[START OF DATA SECTION]

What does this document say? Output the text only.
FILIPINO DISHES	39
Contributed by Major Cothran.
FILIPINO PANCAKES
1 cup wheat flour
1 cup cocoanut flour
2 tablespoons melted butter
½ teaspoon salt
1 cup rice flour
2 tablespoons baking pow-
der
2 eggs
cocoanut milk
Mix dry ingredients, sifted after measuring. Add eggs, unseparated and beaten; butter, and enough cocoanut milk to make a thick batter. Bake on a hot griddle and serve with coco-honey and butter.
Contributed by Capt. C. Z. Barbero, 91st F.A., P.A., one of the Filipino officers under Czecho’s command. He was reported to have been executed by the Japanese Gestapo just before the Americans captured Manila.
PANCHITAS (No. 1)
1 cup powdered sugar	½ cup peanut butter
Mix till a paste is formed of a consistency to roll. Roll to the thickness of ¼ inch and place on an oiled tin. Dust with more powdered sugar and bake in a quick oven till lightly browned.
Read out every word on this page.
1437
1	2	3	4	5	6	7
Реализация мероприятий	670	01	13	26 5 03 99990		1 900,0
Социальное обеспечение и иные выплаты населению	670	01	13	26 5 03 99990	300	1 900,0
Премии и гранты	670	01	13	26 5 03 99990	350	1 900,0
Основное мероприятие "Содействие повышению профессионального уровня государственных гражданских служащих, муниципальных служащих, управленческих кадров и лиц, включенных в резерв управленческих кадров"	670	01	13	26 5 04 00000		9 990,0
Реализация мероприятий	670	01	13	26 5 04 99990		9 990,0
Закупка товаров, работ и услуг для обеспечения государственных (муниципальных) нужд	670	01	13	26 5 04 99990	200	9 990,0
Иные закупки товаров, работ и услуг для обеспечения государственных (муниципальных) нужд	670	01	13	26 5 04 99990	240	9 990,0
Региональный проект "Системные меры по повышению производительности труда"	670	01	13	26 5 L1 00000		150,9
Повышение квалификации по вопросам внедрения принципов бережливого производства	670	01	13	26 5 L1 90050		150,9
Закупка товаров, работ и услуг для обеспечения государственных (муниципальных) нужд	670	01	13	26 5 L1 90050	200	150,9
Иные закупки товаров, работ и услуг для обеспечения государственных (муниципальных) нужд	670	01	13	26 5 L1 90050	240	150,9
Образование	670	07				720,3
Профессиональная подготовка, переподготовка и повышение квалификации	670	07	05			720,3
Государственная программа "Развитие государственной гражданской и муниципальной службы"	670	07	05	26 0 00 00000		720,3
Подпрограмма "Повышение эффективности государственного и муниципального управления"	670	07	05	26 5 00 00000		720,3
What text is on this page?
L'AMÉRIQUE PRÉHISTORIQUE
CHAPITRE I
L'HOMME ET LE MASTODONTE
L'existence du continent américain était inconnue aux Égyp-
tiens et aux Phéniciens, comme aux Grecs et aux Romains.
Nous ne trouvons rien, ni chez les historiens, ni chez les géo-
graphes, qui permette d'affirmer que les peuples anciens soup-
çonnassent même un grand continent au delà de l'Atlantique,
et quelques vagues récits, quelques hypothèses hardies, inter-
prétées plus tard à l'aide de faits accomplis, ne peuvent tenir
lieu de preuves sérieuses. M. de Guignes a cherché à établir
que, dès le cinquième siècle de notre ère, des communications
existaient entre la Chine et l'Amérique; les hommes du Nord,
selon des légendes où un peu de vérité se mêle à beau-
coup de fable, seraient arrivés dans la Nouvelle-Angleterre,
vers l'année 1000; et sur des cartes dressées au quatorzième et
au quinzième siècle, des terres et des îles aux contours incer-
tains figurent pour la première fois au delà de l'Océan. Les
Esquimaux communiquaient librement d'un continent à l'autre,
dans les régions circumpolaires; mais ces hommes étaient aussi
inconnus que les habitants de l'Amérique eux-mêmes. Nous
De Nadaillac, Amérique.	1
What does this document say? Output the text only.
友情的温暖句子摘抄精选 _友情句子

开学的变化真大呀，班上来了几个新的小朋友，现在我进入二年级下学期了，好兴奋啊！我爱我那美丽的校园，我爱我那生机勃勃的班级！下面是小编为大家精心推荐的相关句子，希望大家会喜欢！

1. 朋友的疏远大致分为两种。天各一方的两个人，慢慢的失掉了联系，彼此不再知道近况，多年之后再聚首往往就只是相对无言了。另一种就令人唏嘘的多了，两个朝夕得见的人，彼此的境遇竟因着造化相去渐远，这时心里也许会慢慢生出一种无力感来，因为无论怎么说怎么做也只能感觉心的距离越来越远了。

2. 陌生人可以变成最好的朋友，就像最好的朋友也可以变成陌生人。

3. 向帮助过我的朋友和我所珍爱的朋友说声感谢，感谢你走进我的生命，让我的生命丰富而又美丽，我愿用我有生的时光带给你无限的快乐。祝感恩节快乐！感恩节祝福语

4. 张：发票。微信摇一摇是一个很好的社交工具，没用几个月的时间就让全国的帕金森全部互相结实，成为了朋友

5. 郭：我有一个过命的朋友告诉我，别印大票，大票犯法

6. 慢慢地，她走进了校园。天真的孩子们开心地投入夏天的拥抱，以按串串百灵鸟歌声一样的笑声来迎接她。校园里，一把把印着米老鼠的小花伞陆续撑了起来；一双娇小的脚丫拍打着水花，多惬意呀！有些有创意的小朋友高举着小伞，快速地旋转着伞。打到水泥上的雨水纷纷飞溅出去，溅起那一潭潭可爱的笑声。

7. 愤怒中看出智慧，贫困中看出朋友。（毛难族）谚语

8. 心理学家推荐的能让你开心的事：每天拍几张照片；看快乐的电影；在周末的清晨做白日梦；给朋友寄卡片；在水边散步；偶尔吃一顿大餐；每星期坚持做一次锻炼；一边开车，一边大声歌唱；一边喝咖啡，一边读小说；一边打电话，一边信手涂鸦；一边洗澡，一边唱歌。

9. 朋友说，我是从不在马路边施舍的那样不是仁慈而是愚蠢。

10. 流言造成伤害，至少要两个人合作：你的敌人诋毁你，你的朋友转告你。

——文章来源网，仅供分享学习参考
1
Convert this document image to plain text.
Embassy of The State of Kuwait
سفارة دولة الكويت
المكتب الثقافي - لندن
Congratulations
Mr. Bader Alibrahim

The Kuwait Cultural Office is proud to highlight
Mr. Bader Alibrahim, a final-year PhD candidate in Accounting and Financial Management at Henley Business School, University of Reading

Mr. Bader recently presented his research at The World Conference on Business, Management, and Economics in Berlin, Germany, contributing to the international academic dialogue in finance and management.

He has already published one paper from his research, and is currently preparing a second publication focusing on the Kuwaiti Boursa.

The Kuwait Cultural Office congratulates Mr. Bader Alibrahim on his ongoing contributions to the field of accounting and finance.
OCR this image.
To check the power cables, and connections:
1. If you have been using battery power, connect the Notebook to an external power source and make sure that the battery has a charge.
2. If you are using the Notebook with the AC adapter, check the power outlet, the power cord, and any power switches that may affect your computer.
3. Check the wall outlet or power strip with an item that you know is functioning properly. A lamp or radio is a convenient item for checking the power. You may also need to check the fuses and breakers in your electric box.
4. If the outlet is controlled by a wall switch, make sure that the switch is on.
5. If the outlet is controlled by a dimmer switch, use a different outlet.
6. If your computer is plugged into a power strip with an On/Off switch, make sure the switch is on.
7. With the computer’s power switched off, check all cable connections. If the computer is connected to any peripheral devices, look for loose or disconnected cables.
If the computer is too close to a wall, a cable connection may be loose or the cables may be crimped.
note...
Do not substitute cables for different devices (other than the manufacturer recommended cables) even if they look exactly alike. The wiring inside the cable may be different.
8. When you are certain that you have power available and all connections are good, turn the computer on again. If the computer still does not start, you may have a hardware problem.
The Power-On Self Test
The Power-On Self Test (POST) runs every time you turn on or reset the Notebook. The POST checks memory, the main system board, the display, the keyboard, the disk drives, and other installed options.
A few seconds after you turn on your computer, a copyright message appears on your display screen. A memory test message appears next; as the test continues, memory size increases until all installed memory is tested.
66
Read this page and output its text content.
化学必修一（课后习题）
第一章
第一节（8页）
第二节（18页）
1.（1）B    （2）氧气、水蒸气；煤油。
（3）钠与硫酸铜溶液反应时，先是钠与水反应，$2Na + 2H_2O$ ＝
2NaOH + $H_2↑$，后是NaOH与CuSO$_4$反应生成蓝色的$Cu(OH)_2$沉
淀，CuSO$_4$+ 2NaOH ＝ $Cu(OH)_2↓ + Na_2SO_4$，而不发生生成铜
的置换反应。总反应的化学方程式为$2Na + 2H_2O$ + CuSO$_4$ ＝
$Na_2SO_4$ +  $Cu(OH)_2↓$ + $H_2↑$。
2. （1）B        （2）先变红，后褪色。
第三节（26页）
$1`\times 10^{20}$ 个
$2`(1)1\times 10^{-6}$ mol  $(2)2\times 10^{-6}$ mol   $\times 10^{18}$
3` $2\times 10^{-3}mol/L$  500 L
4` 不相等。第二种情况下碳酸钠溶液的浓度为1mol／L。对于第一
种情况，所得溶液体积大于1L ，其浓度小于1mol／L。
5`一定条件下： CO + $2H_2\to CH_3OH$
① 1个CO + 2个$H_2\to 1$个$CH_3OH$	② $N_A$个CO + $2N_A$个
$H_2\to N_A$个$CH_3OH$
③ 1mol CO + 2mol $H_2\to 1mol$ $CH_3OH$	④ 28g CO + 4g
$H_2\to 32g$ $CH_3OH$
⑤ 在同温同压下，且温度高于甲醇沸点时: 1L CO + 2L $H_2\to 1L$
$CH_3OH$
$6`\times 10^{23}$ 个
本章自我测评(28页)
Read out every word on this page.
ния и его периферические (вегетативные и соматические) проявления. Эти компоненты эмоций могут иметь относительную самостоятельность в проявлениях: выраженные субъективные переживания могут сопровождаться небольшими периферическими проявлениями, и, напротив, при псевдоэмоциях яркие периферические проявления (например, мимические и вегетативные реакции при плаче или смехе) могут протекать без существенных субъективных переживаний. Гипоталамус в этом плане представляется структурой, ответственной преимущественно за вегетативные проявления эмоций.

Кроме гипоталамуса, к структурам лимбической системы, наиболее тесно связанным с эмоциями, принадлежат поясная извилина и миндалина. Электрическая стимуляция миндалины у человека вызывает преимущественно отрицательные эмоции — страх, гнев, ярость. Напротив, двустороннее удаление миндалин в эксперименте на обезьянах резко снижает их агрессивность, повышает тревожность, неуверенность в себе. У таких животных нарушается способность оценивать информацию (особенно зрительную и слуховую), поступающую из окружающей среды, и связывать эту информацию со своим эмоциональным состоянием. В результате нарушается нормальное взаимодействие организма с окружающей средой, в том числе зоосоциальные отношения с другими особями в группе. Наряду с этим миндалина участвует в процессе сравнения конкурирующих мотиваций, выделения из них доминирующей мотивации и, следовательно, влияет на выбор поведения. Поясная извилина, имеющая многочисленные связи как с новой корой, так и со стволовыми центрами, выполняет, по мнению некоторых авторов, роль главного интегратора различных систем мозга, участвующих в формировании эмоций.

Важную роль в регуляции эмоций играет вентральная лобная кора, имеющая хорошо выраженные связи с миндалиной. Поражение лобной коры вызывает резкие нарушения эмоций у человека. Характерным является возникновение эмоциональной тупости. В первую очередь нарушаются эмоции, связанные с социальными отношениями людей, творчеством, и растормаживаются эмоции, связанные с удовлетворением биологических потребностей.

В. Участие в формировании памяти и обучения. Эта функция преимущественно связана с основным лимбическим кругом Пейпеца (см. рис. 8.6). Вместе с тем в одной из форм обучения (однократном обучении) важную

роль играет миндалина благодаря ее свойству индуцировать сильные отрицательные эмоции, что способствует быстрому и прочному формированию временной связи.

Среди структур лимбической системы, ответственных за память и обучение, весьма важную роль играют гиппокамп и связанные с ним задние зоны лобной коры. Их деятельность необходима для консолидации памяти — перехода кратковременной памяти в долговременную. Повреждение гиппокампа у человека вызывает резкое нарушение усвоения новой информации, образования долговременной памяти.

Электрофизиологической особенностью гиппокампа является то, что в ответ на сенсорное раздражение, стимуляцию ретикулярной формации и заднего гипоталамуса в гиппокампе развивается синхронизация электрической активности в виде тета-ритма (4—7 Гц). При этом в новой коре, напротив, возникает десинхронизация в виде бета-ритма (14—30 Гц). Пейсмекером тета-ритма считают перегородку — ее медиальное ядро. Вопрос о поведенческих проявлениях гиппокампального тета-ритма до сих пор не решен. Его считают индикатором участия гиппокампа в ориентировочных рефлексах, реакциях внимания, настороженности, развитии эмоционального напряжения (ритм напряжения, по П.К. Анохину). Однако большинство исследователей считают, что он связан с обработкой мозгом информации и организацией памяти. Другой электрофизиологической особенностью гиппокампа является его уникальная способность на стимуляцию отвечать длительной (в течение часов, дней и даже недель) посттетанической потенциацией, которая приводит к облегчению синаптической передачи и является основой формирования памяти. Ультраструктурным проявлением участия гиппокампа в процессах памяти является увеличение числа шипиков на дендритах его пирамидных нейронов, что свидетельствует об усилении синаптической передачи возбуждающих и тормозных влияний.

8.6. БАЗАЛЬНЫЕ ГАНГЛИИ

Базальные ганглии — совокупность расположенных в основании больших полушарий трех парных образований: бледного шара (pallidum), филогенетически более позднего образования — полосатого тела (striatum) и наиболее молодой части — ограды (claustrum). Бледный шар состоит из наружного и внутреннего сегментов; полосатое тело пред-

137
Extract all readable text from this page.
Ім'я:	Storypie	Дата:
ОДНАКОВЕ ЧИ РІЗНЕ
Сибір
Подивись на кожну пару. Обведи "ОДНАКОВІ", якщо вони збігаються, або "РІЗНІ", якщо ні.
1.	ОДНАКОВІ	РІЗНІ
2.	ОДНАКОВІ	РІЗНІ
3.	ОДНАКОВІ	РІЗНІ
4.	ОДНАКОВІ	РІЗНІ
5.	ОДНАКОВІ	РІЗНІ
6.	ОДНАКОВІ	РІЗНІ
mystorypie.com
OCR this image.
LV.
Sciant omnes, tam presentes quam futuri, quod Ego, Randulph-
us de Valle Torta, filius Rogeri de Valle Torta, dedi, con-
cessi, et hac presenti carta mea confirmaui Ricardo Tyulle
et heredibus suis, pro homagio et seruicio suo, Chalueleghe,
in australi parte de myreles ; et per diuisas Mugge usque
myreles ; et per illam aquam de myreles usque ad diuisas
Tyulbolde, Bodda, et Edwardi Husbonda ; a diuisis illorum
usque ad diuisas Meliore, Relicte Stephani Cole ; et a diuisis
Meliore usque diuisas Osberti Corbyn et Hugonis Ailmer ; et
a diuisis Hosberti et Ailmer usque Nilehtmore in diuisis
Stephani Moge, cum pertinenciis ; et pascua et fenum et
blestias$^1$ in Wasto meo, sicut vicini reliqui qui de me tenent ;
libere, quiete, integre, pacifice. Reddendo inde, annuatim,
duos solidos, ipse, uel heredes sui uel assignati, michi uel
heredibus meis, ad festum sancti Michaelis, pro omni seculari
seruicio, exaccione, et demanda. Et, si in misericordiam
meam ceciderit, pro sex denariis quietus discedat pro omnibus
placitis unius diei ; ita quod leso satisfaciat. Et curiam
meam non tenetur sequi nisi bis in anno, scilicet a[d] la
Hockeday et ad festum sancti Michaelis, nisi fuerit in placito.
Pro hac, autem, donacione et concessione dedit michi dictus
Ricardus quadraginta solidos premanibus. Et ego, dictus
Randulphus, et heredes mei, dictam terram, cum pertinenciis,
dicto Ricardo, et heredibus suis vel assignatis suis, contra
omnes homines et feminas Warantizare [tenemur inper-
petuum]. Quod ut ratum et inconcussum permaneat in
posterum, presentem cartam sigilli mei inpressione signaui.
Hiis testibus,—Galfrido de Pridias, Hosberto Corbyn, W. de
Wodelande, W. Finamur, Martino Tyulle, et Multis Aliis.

[END OF DATA SECTION]

- **YOUR GOAL**
Report how many lines in these entries contain "other". Answer with the number only.

- **RESULT BELOW**
2